TASK INSTRUCTIONS:
List each line in which the string "Geist" appears.
········
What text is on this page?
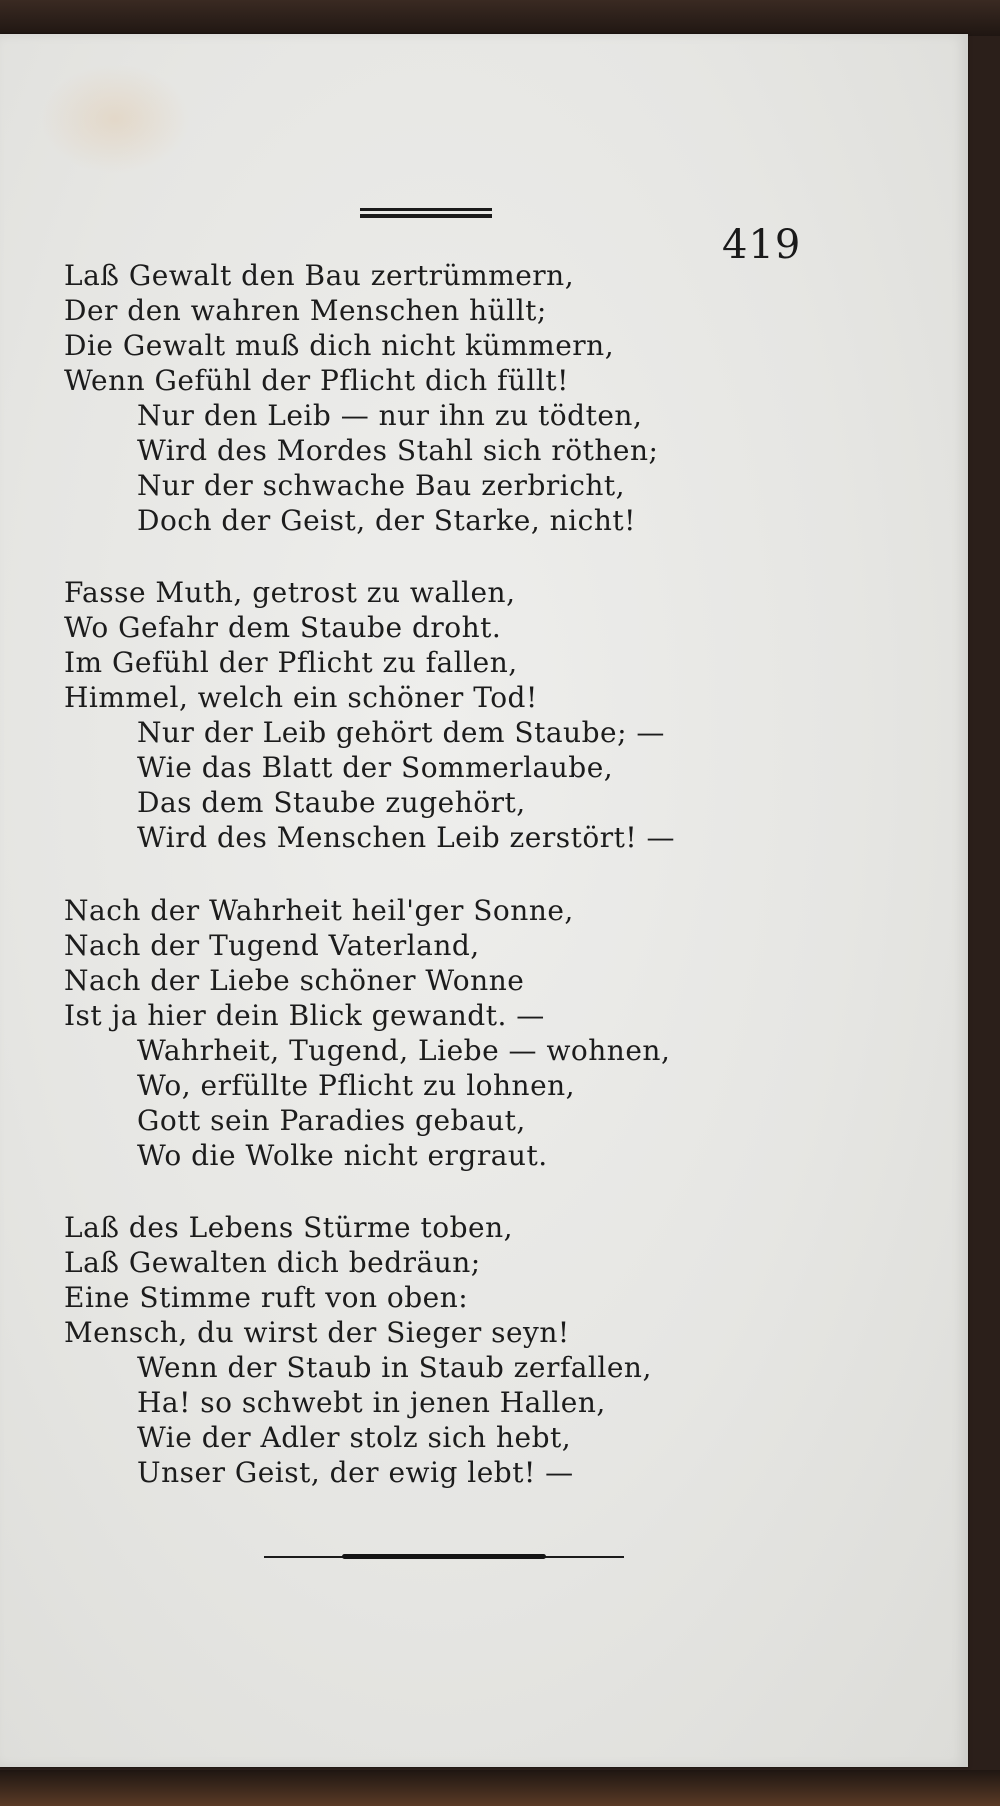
419
Laß Gewalt den Bau zertrümmern,
Der den wahren Menschen hüllt;
Die Gewalt muß dich nicht kümmern,
Wenn Gefühl der Pflicht dich füllt!
Nur den Leib — nur ihn zu tödten,
Wird des Mordes Stahl sich röthen;
Nur der schwache Bau zerbricht,
Doch der Geist, der Starke, nicht!
Fasse Muth, getrost zu wallen,
Wo Gefahr dem Staube droht.
Im Gefühl der Pflicht zu fallen,
Himmel, welch ein schöner Tod!
Nur der Leib gehört dem Staube; —
Wie das Blatt der Sommerlaube,
Das dem Staube zugehört,
Wird des Menschen Leib zerstört! —
Nach der Wahrheit heil'ger Sonne,
Nach der Tugend Vaterland,
Nach der Liebe schöner Wonne
Ist ja hier dein Blick gewandt. —
Wahrheit, Tugend, Liebe — wohnen,
Wo, erfüllte Pflicht zu lohnen,
Gott sein Paradies gebaut,
Wo die Wolke nicht ergraut.
Laß des Lebens Stürme toben,
Laß Gewalten dich bedräun;
Eine Stimme ruft von oben:
Mensch, du wirst der Sieger seyn!
Wenn der Staub in Staub zerfallen,
Ha! so schwebt in jenen Hallen,
Wie der Adler stolz sich hebt,
Unser Geist, der ewig lebt! —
········
FINAL RESULT:
Doch der Geist, der Starke, nicht!
Unser Geist, der ewig lebt! —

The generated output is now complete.